### WHAT YOU ARE ASKED TO DO
Scan the entries below. List each line with "Amplitude".

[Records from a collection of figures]
=====
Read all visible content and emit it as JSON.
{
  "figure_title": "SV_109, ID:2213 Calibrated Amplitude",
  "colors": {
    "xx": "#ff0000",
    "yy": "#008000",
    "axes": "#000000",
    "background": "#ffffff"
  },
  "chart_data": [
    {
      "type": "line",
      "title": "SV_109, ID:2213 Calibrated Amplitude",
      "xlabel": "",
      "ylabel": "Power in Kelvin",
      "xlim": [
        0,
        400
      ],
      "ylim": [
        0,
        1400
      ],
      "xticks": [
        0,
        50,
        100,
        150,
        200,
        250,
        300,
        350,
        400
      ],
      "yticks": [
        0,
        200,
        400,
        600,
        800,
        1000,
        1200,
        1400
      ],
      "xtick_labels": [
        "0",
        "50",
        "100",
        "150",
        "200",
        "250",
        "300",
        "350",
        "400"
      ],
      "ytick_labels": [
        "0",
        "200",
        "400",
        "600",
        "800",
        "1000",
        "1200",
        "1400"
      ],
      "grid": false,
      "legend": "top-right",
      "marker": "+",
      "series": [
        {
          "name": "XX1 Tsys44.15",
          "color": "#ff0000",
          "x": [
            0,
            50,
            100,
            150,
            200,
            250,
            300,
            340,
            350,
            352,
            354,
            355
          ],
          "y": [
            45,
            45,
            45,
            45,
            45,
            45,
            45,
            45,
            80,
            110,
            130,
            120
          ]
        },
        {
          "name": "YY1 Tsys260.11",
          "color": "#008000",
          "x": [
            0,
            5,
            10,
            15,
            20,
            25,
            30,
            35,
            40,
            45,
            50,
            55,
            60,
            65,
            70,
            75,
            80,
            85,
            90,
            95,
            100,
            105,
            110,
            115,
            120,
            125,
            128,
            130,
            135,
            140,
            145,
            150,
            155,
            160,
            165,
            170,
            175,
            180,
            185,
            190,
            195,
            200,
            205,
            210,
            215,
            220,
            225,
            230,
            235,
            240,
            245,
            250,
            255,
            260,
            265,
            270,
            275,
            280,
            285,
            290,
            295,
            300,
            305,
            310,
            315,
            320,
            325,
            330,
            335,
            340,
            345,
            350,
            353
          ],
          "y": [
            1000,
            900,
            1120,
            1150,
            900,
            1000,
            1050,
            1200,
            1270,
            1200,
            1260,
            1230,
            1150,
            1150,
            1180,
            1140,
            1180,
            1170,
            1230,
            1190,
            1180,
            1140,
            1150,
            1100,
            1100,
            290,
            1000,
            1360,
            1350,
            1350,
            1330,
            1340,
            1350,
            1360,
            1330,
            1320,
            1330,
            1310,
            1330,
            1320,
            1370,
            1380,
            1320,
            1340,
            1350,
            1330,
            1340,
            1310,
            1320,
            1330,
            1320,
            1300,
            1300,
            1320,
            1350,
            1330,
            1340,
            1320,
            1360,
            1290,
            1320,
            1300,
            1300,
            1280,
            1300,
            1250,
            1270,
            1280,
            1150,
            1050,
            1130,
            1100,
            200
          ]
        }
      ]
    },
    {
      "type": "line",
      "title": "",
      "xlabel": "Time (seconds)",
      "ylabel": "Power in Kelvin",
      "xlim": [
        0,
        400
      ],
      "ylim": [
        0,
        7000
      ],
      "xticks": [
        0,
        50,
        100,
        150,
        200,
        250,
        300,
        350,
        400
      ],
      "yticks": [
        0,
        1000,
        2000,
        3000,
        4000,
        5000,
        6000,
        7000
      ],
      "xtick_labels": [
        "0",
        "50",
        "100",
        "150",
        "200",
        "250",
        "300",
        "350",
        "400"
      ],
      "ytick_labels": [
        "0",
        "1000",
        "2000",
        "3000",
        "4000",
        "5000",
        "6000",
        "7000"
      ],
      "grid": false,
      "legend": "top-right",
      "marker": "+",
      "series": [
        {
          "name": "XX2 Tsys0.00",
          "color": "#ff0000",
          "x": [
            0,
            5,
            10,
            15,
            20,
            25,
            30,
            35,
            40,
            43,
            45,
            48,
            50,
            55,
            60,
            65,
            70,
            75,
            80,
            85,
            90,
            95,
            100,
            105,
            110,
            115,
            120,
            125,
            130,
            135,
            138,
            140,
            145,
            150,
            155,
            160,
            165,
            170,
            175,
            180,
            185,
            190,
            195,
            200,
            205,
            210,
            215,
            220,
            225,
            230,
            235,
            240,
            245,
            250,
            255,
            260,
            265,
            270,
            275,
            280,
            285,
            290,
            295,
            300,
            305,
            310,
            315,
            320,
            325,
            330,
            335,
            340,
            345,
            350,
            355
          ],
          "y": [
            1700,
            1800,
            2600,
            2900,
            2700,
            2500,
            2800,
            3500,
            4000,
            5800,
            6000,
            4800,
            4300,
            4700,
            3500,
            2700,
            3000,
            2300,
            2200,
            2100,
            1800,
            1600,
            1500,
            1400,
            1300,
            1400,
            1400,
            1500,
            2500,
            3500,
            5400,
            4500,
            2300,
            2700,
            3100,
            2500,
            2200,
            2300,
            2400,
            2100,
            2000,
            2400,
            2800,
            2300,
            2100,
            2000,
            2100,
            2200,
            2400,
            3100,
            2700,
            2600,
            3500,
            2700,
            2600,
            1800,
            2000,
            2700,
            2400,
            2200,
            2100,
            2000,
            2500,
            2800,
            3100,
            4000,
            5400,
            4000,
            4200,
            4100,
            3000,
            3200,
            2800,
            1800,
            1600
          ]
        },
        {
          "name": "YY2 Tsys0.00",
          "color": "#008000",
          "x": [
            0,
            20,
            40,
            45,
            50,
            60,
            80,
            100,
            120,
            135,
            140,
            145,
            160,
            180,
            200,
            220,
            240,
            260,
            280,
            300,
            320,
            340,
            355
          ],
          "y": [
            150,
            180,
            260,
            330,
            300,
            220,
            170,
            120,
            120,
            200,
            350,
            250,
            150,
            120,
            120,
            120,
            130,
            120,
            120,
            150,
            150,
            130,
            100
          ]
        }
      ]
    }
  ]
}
=====
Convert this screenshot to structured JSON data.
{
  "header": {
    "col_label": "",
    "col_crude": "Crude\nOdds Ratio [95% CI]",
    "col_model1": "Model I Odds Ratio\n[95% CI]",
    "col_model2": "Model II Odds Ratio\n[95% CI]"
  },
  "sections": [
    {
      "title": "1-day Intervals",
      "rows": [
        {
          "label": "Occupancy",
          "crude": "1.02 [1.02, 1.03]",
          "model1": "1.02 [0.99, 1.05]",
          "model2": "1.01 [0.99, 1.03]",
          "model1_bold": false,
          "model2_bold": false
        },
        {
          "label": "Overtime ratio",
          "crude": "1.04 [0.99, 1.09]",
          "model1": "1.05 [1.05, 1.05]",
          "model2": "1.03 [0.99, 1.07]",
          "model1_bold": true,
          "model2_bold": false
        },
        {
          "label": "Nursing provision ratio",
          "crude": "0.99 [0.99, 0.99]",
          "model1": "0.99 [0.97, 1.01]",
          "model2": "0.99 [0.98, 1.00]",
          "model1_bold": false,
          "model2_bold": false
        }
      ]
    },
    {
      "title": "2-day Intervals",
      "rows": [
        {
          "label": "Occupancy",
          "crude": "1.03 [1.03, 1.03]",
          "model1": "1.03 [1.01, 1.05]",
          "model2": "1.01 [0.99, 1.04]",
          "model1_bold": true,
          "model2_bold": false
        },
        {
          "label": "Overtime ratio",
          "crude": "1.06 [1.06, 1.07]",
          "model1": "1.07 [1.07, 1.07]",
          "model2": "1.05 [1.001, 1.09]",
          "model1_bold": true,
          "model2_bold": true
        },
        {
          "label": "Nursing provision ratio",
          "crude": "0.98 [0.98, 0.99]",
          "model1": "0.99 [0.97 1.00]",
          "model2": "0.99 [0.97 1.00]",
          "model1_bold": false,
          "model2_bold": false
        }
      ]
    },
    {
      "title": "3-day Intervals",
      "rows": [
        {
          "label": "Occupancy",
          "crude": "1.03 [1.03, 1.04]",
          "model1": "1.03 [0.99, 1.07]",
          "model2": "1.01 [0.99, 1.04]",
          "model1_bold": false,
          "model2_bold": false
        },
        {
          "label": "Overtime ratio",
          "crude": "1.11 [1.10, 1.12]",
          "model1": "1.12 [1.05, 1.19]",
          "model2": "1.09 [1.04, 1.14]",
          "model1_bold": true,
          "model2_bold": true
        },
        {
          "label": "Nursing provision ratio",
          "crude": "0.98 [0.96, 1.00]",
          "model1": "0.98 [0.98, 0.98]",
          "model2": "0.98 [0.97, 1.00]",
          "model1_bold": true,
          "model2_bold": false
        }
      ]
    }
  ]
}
=====
### TASK SOLUTION
  "figure_title": "SV_109, ID:2213 Calibrated Amplitude",
      "title": "SV_109, ID:2213 Calibrated Amplitude",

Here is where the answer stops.